SET TASK:
Identify every line containing the word "Summary" and reproduce each one.

[Entries from a dataset]

----------------------------------------

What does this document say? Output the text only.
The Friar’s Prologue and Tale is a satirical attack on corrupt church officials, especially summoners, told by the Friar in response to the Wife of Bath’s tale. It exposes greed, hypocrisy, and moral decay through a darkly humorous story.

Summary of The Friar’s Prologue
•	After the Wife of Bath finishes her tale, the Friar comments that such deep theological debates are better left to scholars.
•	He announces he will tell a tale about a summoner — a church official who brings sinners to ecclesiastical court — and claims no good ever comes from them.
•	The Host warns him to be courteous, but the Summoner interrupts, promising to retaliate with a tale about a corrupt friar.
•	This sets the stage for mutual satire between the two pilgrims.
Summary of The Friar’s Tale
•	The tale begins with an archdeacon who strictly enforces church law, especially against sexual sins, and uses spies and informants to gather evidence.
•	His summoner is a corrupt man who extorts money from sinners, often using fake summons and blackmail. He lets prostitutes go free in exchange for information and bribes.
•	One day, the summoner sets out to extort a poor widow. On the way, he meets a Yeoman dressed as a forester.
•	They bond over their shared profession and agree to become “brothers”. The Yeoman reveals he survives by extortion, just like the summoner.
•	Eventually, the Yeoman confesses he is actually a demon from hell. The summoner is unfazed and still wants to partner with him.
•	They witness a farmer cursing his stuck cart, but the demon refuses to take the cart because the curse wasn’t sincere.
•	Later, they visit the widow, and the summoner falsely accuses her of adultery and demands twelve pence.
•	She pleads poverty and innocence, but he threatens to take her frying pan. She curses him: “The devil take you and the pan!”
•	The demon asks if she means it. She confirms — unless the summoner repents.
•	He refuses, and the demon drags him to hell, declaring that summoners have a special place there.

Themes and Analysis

----------------------------------------

PROBLEM SOLUTION:
Summary of The Friar’s Prologue
Summary of The Friar’s Tale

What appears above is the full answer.